Material shown:
^^^^
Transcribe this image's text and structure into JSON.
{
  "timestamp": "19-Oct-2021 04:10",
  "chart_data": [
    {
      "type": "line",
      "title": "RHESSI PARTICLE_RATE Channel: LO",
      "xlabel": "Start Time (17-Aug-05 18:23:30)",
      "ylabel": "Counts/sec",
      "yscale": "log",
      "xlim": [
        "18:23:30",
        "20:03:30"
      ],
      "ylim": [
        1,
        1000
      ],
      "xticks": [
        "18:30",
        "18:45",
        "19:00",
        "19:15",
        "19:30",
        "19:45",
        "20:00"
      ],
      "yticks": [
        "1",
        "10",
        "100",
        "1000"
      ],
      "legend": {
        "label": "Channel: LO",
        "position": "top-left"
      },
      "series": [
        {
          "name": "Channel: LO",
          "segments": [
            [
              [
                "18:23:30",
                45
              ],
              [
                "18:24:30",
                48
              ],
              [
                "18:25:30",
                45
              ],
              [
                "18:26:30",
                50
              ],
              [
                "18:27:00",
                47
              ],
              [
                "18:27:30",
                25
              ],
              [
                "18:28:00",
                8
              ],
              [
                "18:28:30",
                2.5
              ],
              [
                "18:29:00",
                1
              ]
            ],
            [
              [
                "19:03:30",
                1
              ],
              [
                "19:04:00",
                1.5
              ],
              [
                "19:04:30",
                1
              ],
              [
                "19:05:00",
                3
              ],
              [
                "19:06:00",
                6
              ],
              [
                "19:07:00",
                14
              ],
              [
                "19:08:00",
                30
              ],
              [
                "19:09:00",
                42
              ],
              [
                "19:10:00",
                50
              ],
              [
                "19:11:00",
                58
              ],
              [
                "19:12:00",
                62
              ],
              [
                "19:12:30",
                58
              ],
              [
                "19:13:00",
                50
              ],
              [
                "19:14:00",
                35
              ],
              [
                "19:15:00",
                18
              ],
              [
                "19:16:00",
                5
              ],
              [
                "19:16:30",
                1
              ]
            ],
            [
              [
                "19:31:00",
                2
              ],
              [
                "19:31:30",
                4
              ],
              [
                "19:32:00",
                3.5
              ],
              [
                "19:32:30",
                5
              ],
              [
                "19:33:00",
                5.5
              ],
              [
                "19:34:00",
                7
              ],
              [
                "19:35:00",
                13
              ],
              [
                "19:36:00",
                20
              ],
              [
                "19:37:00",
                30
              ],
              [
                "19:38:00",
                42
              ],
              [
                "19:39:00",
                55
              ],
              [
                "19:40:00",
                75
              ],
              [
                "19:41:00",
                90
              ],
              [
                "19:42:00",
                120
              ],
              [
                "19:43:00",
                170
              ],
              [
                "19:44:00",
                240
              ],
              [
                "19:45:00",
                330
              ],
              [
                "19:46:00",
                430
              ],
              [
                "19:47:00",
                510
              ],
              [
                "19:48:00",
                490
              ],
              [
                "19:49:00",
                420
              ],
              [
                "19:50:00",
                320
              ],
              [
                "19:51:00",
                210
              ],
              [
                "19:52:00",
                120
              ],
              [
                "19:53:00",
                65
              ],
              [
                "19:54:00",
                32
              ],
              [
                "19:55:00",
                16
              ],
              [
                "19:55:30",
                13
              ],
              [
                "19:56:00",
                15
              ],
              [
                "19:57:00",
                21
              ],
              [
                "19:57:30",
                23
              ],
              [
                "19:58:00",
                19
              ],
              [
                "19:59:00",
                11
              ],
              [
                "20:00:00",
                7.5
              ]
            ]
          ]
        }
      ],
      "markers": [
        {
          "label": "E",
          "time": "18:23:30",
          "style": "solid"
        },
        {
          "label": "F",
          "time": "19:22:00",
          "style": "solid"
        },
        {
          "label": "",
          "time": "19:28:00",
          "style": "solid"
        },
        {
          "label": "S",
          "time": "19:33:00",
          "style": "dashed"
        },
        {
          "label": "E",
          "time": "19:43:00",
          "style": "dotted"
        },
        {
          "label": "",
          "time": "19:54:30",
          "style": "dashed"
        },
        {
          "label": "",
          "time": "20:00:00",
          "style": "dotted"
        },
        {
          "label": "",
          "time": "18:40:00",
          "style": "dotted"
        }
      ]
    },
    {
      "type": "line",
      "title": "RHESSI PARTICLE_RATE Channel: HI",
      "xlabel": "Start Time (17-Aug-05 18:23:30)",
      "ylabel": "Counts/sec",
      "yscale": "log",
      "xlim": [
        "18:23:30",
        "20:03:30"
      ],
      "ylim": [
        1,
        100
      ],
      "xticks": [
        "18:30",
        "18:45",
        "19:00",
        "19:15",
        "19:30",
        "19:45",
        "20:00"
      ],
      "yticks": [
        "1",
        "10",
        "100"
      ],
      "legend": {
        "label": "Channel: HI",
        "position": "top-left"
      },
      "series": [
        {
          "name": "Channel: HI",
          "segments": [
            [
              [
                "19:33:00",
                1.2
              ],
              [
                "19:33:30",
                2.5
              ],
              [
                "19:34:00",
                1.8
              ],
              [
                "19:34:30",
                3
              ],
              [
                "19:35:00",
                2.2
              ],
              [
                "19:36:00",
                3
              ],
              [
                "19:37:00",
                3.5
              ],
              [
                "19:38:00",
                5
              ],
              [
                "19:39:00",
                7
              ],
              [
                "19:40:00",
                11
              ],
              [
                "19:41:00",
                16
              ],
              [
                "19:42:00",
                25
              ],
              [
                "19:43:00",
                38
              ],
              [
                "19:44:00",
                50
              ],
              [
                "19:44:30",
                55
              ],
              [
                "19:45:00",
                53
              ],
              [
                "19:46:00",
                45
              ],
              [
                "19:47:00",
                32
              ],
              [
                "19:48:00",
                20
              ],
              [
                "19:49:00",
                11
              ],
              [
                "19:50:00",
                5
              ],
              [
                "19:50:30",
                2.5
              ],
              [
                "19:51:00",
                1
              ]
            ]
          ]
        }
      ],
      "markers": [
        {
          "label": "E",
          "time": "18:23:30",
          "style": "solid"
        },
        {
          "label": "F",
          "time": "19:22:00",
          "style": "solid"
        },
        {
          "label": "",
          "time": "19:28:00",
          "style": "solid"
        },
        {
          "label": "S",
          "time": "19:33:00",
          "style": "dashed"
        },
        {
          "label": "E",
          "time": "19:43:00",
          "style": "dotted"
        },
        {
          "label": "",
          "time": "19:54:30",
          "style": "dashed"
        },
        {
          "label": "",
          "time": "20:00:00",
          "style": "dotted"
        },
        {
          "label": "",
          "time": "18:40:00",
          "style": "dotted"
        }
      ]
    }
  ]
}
^^^^
Word for word, write out the data.

Transcribe this image's text and structure into JSON.
{
  "timestamp": "19-Oct-2021 04:10",
  "chart_data": [
    {
      "type": "line",
      "title": "RHESSI PARTICLE_RATE Channel: LO",
      "xlabel": "Start Time (17-Aug-05 18:23:30)",
      "ylabel": "Counts/sec",
      "yscale": "log",
      "xlim": [
        "18:23:30",
        "20:03:30"
      ],
      "ylim": [
        1,
        1000
      ],
      "xticks": [
        "18:30",
        "18:45",
        "19:00",
        "19:15",
        "19:30",
        "19:45",
        "20:00"
      ],
      "yticks": [
        "1",
        "10",
        "100",
        "1000"
      ],
      "legend": {
        "label": "Channel: LO",
        "position": "top-left"
      },
      "series": [
        {
          "name": "Channel: LO",
          "segments": [
            [
              [
                "18:23:30",
                45
              ],
              [
                "18:24:30",
                48
              ],
              [
                "18:25:30",
                45
              ],
              [
                "18:26:30",
                50
              ],
              [
                "18:27:00",
                47
              ],
              [
                "18:27:30",
                25
              ],
              [
                "18:28:00",
                8
              ],
              [
                "18:28:30",
                2.5
              ],
              [
                "18:29:00",
                1
              ]
            ],
            [
              [
                "19:03:30",
                1
              ],
              [
                "19:04:00",
                1.5
              ],
              [
                "19:04:30",
                1
              ],
              [
                "19:05:00",
                3
              ],
              [
                "19:06:00",
                6
              ],
              [
                "19:07:00",
                14
              ],
              [
                "19:08:00",
                30
              ],
              [
                "19:09:00",
                42
              ],
              [
                "19:10:00",
                50
              ],
              [
                "19:11:00",
                58
              ],
              [
                "19:12:00",
                62
              ],
              [
                "19:12:30",
                58
              ],
              [
                "19:13:00",
                50
              ],
              [
                "19:14:00",
                35
              ],
              [
                "19:15:00",
                18
              ],
              [
                "19:16:00",
                5
              ],
              [
                "19:16:30",
                1
              ]
            ],
            [
              [
                "19:31:00",
                2
              ],
              [
                "19:31:30",
                4
              ],
              [
                "19:32:00",
                3.5
              ],
              [
                "19:32:30",
                5
              ],
              [
                "19:33:00",
                5.5
              ],
              [
                "19:34:00",
                7
              ],
              [
                "19:35:00",
                13
              ],
              [
                "19:36:00",
                20
              ],
              [
                "19:37:00",
                30
              ],
              [
                "19:38:00",
                42
              ],
              [
                "19:39:00",
                55
              ],
              [
                "19:40:00",
                75
              ],
              [
                "19:41:00",
                90
              ],
              [
                "19:42:00",
                120
              ],
              [
                "19:43:00",
                170
              ],
              [
                "19:44:00",
                240
              ],
              [
                "19:45:00",
                330
              ],
              [
                "19:46:00",
                430
              ],
              [
                "19:47:00",
                510
              ],
              [
                "19:48:00",
                490
              ],
              [
                "19:49:00",
                420
              ],
              [
                "19:50:00",
                320
              ],
              [
                "19:51:00",
                210
              ],
              [
                "19:52:00",
                120
              ],
              [
                "19:53:00",
                65
              ],
              [
                "19:54:00",
                32
              ],
              [
                "19:55:00",
                16
              ],
              [
                "19:55:30",
                13
              ],
              [
                "19:56:00",
                15
              ],
              [
                "19:57:00",
                21
              ],
              [
                "19:57:30",
                23
              ],
              [
                "19:58:00",
                19
              ],
              [
                "19:59:00",
                11
              ],
              [
                "20:00:00",
                7.5
              ]
            ]
          ]
        }
      ],
      "markers": [
        {
          "label": "E",
          "time": "18:23:30",
          "style": "solid"
        },
        {
          "label": "F",
          "time": "19:22:00",
          "style": "solid"
        },
        {
          "label": "",
          "time": "19:28:00",
          "style": "solid"
        },
        {
          "label": "S",
          "time": "19:33:00",
          "style": "dashed"
        },
        {
          "label": "E",
          "time": "19:43:00",
          "style": "dotted"
        },
        {
          "label": "",
          "time": "19:54:30",
          "style": "dashed"
        },
        {
          "label": "",
          "time": "20:00:00",
          "style": "dotted"
        },
        {
          "label": "",
          "time": "18:40:00",
          "style": "dotted"
        }
      ]
    },
    {
      "type": "line",
      "title": "RHESSI PARTICLE_RATE Channel: HI",
      "xlabel": "Start Time (17-Aug-05 18:23:30)",
      "ylabel": "Counts/sec",
      "yscale": "log",
      "xlim": [
        "18:23:30",
        "20:03:30"
      ],
      "ylim": [
        1,
        100
      ],
      "xticks": [
        "18:30",
        "18:45",
        "19:00",
        "19:15",
        "19:30",
        "19:45",
        "20:00"
      ],
      "yticks": [
        "1",
        "10",
        "100"
      ],
      "legend": {
        "label": "Channel: HI",
        "position": "top-left"
      },
      "series": [
        {
          "name": "Channel: HI",
          "segments": [
            [
              [
                "19:33:00",
                1.2
              ],
              [
                "19:33:30",
                2.5
              ],
              [
                "19:34:00",
                1.8
              ],
              [
                "19:34:30",
                3
              ],
              [
                "19:35:00",
                2.2
              ],
              [
                "19:36:00",
                3
              ],
              [
                "19:37:00",
                3.5
              ],
              [
                "19:38:00",
                5
              ],
              [
                "19:39:00",
                7
              ],
              [
                "19:40:00",
                11
              ],
              [
                "19:41:00",
                16
              ],
              [
                "19:42:00",
                25
              ],
              [
                "19:43:00",
                38
              ],
              [
                "19:44:00",
                50
              ],
              [
                "19:44:30",
                55
              ],
              [
                "19:45:00",
                53
              ],
              [
                "19:46:00",
                45
              ],
              [
                "19:47:00",
                32
              ],
              [
                "19:48:00",
                20
              ],
              [
                "19:49:00",
                11
              ],
              [
                "19:50:00",
                5
              ],
              [
                "19:50:30",
                2.5
              ],
              [
                "19:51:00",
                1
              ]
            ]
          ]
        }
      ],
      "markers": [
        {
          "label": "E",
          "time": "18:23:30",
          "style": "solid"
        },
        {
          "label": "F",
          "time": "19:22:00",
          "style": "solid"
        },
        {
          "label": "",
          "time": "19:28:00",
          "style": "solid"
        },
        {
          "label": "S",
          "time": "19:33:00",
          "style": "dashed"
        },
        {
          "label": "E",
          "time": "19:43:00",
          "style": "dotted"
        },
        {
          "label": "",
          "time": "19:54:30",
          "style": "dashed"
        },
        {
          "label": "",
          "time": "20:00:00",
          "style": "dotted"
        },
        {
          "label": "",
          "time": "18:40:00",
          "style": "dotted"
        }
      ]
    }
  ]
}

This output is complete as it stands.